**Requirements**:
In the listing, rewrite the lines from the line with "paragraph: Illustrations in" up to and including the line with "wire-sep: : bbox=[290, 571, 293, 580]", changing "manual" to "guide" and leaving everything else unchanged.

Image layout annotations
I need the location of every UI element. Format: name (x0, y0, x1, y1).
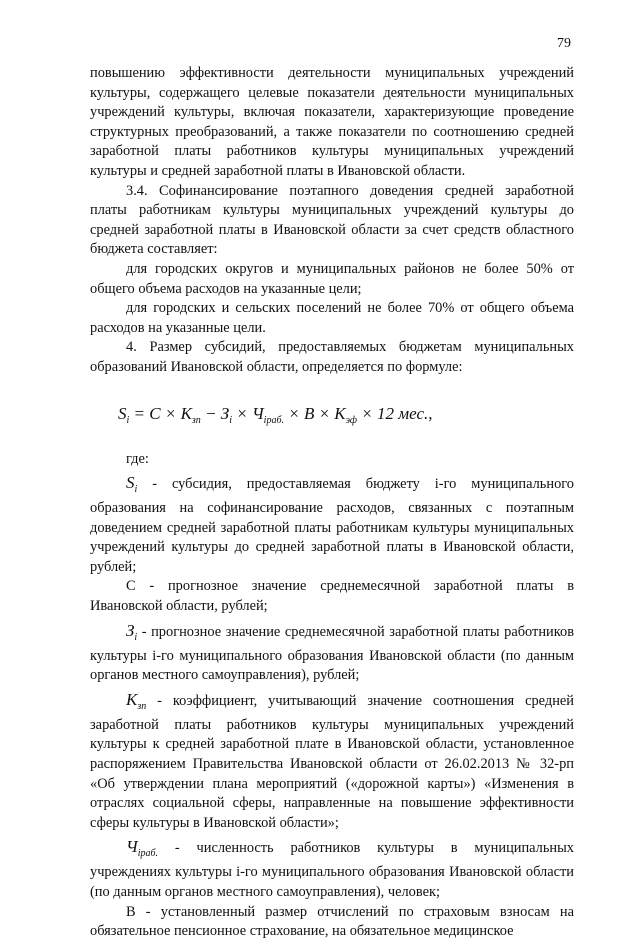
definition-c: С - прогнозное значение среднемесячной заработной платы в Ивановской области, рублей; (90, 578, 574, 615)
page-number: 79 (557, 36, 571, 51)
where-label: где: (126, 450, 149, 467)
ch-symbol: $Ч_{iраб.}$ (126, 837, 159, 860)
formula-k-sub: зп (191, 414, 201, 426)
document-body (90, 64, 574, 942)
formula-s: S (118, 403, 127, 423)
zi-symbol: $З_i$ (126, 620, 138, 643)
paragraph-urban-districts: для городских округов и муниципальных районов не более 50% от общего объема расходов на указанные цели; (90, 260, 574, 297)
kzp-text: - коэффициент, учитывающий значение соотношения средней заработной платы работников культуры муниципальных учреждений культуры к средней заработной плате в Ивановской области, установленное распоряжением Правительства Ивановской области от 26.02.2013 № 32-рп «Об утверждении плана мероприятий («дорожной карты») «Изменения в отраслях социальной сферы, направленные на повышение эффективности сферы культуры в Ивановской области»; (90, 692, 574, 831)
formula-z-sub: i (229, 414, 232, 426)
paragraph-4: 4. Размер субсидий, предоставляемых бюджетам муниципальных образований Ивановской области, определяется по формуле: (90, 339, 574, 375)
definition-kzp (90, 690, 574, 834)
formula-kef-sub: эф (345, 414, 358, 426)
si-symbol: $S_i$ (126, 473, 138, 496)
formula-part-5: × 12 мес., (357, 403, 433, 423)
definition-b: В - установленный размер отчислений по страховым взносам на обязательное пенсионное страхование, на обязательное медицинское (90, 903, 574, 940)
formula-ch-sub: iраб. (263, 414, 284, 426)
definition-ch (90, 837, 574, 902)
formula-s-sub: i (126, 414, 130, 426)
subsidy-formula (118, 396, 574, 432)
ch-text: - численность работников культуры в муниципальных учреждениях культуры i-го муниципального образования Ивановской области (по данным органов местного самоуправления), человек; (90, 840, 574, 900)
paragraph-settlements: для городских и сельских поселений не более 70% от общего объема расходов на указанные цели. (90, 300, 574, 336)
formula-part-1: = C × K (129, 403, 192, 423)
kzp-symbol: $K_{зп}$ (126, 689, 147, 712)
zi-text: - прогнозное значение среднемесячной заработной платы работников культуры i-го муниципального образования Ивановской области (по данным органов местного самоуправления), рублей; (90, 623, 574, 684)
paragraph-3-4: 3.4. Софинансирование поэтапного доведения средней заработной платы работникам культуры муниципальных учреждений культуры до средней заработной платы в Ивановской области за счет средств областного бюджета составляет: (90, 182, 574, 258)
si-text: - субсидия, предоставляемая бюджету i-го муниципального образования на софинансирование расходов, связанных с поэтапным доведением средней заработной платы работникам культуры муниципальных учреждений культуры до средней заработной платы в Ивановской области, рублей; (90, 476, 574, 575)
formula-part-4: × B × K (283, 403, 346, 423)
formula-part-3: × Ч (231, 403, 264, 423)
definition-zi (90, 621, 574, 686)
definition-si (90, 473, 574, 577)
paragraph-1: повышению эффективности деятельности муниципальных учреждений культуры, содержащего целевые показатели деятельности муниципальных учреждений культуры, включая показатели, характеризующие проведение структурных преобразований, а также показатели по соотношению средней заработной платы работников культуры муниципальных учреждений культуры и средней заработной платы в Ивановской области. (90, 65, 574, 179)
formula-part-2: − З (200, 403, 230, 423)
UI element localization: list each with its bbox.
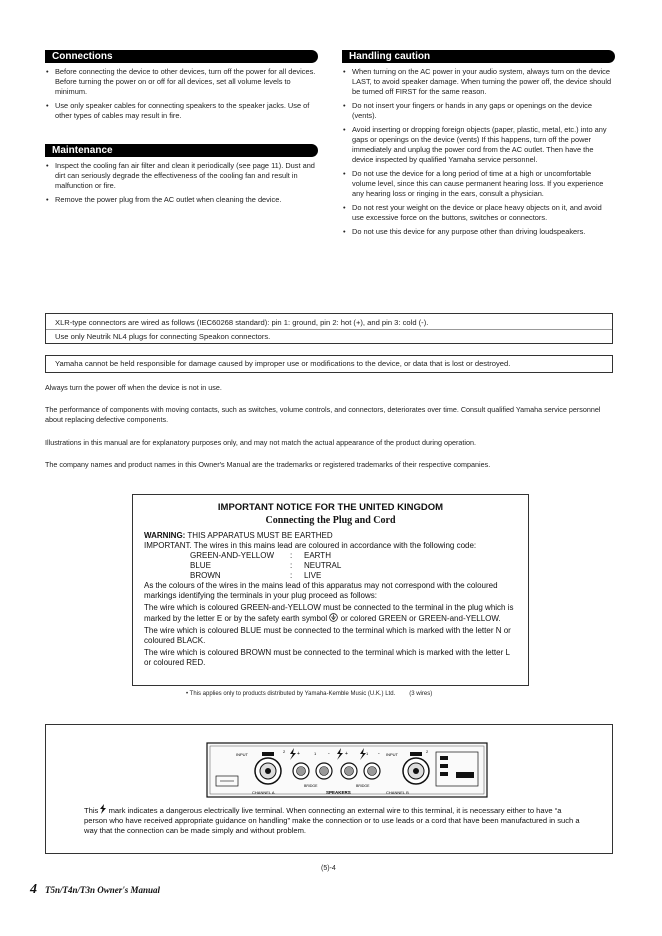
paragraph: Illustrations in this manual are for explanatory purposes only, and may not match the actual appearance of the product during operation. bbox=[45, 438, 476, 447]
maintenance-section bbox=[45, 144, 318, 209]
minus-label: - bbox=[378, 751, 380, 757]
wire-sep: : bbox=[290, 571, 293, 580]
input-label-b: INPUT bbox=[386, 752, 398, 757]
rear-panel-illustration bbox=[206, 742, 488, 798]
wire-code-table bbox=[144, 551, 517, 581]
wire-sep: : bbox=[290, 551, 293, 560]
warning-text: THIS APPARATUS MUST BE EARTHED bbox=[187, 531, 333, 540]
bridge-label: BRIDGE bbox=[304, 784, 318, 788]
uk-paragraph: The wire which is coloured BLUE must be connected to the terminal which is marked with the letter N or coloured BLACK. bbox=[144, 626, 511, 645]
list-item: • Do not use this device for any purpose other than driving loudspeakers. bbox=[342, 227, 615, 237]
warning-line bbox=[144, 531, 517, 541]
bridge-label: BRIDGE bbox=[356, 784, 370, 788]
maintenance-heading: Maintenance bbox=[45, 144, 318, 157]
page-footer bbox=[30, 880, 160, 898]
xlr-notice-box bbox=[45, 313, 613, 344]
disclaimer-text: Yamaha cannot be held responsible for damage caused by improper use or modifications to the device, or data that is lost or destroyed. bbox=[55, 359, 511, 368]
uk-paragraph: The wire which is coloured GREEN-and-YELLOW must be connected to the terminal in the plug which is marked by the letter E or by the safety earth symbol or colored GREEN or GREEN-and-YELLOW. bbox=[144, 603, 514, 623]
minus-label: - bbox=[328, 751, 330, 757]
list-item: • Remove the power plug from the AC outlet when cleaning the device. bbox=[45, 195, 318, 205]
pin-label: 2 bbox=[426, 749, 429, 754]
wire-sep: : bbox=[290, 561, 293, 570]
list-item: • When turning on the AC power in your audio system, always turn on the device LAST, to avoid speaker damage. When turning the power off, the device should be turned off FIRST for the same reason. bbox=[342, 67, 615, 97]
panel-illustration-box bbox=[45, 724, 613, 854]
channel-a-label: CHANNEL A bbox=[252, 790, 275, 795]
list-item: • Do not rest your weight on the device or place heavy objects on it, and avoid use excessive force on the buttons, switches or connectors. bbox=[342, 203, 615, 223]
wire-meaning: NEUTRAL bbox=[304, 561, 342, 570]
list-item: • Do not insert your fingers or hands in any gaps or openings on the device (vents). bbox=[342, 101, 615, 121]
wire-color: GREEN-AND-YELLOW bbox=[190, 551, 275, 560]
plus-label: + bbox=[345, 751, 348, 757]
wire-meaning: LIVE bbox=[304, 571, 322, 580]
earth-symbol-icon bbox=[329, 613, 338, 622]
paragraph: Always turn the power off when the device is not in use. bbox=[45, 383, 222, 392]
divider bbox=[46, 329, 612, 330]
pin-label: 2 bbox=[283, 749, 286, 754]
uk-paragraph: The wire which is coloured BROWN must be connected to the terminal which is marked with the letter L or coloured RED. bbox=[144, 648, 510, 667]
list-item: • Do not use the device for a long period of time at a high or uncomfortable volume level, since this can cause permanent hearing loss. If you experience any hearing loss or ringing in the ears, consult a physician. bbox=[342, 169, 615, 199]
manual-title: T5n/T4n/T3n Owner's Manual bbox=[45, 885, 161, 895]
xlr-line-2: Use only Neutrik NL4 plugs for connecting Speakon connectors. bbox=[55, 332, 271, 341]
important-text: IMPORTANT. The wires in this mains lead are coloured in accordance with the following code: bbox=[144, 541, 477, 550]
plus-label: + bbox=[297, 751, 300, 757]
wire-color: BLUE bbox=[190, 561, 211, 570]
connections-heading: Connections bbox=[45, 50, 318, 63]
uk-notice-box bbox=[132, 494, 529, 686]
paragraph: The company names and product names in this Owner's Manual are the trademarks or registered trademarks of their respective companies. bbox=[45, 460, 491, 469]
channel-b-label: CHANNEL B bbox=[386, 790, 409, 795]
connections-section bbox=[45, 50, 318, 125]
pin-label: 1 bbox=[366, 751, 369, 756]
uk-footnote: • This applies only to products distributed by Yamaha-Kemble Music (U.K.) Ltd. (3 wires) bbox=[186, 691, 433, 697]
handling-caution-section bbox=[342, 50, 615, 241]
xlr-line-1: XLR-type connectors are wired as follows (IEC60268 standard): pin 1: ground, pin 2: hot (+), and pin 3: cold (-). bbox=[55, 318, 429, 327]
wire-meaning: EARTH bbox=[304, 551, 331, 560]
uk-notice-subtitle: Connecting the Plug and Cord bbox=[265, 515, 396, 526]
list-item: • Inspect the cooling fan air filter and clean it periodically (see page 11). Dust and dirt can seriously degrade the effectiveness of the cooling fan and result in malfunction or fire. bbox=[45, 161, 318, 191]
uk-notice-title: IMPORTANT NOTICE FOR THE UNITED KINGDOM bbox=[217, 502, 444, 513]
handling-caution-heading: Handling caution bbox=[342, 50, 615, 63]
list-item: • Avoid inserting or dropping foreign objects (paper, plastic, metal, etc.) into any gaps or openings on the device (vents) If this happens, turn off the power immediately and unplug the power cord from the AC outlet. Then have the device inspected by qualified Yamaha service personnel. bbox=[342, 125, 615, 165]
uk-paragraph: As the colours of the wires in the mains lead of this apparatus may not correspond with the coloured markings identifying the terminals in your plug proceed as follows: bbox=[144, 581, 498, 600]
paragraph: The performance of components with moving contacts, such as switches, volume controls, and connectors, deteriorates over time. Consult qualified Yamaha service personnel about replacing defective components. bbox=[45, 405, 601, 424]
list-item: • Use only speaker cables for connecting speakers to the speaker jacks. Use of other types of cables may result in fire. bbox=[45, 101, 318, 121]
speakers-label: SPEAKERS bbox=[326, 790, 351, 795]
warning-label: WARNING: bbox=[144, 531, 186, 540]
page-code: (5)-4 bbox=[321, 865, 336, 872]
page-number: 4 bbox=[30, 882, 37, 897]
pin-label: 1 bbox=[314, 751, 317, 756]
list-item: • Before connecting the device to other devices, turn off the power for all devices. Before turning the power on or off for all devices, set all volume levels to minimum. bbox=[45, 67, 318, 97]
live-terminal-mark-icon bbox=[100, 804, 106, 814]
input-label-a: INPUT bbox=[236, 752, 248, 757]
live-terminal-caption: This mark indicates a dangerous electrically live terminal. When connecting an external wire to this terminal, it is necessary either to have “a person who have received appropriate guidance on handling” make the connection or to use leads or a cord that have been manufactured in such a way that the connection can be made simply and without problem. bbox=[84, 806, 580, 835]
wire-color: BROWN bbox=[190, 571, 221, 580]
disclaimer-box bbox=[45, 355, 613, 373]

**Expected answer**:
paragraph: Illustrations in this guide are for explanatory purposes only, and may not match the actual appearance of the product during operation. bbox=[45, 438, 476, 447]
maintenance-section bbox=[45, 144, 318, 209]
minus-label: - bbox=[378, 751, 380, 757]
wire-sep: : bbox=[290, 571, 293, 580]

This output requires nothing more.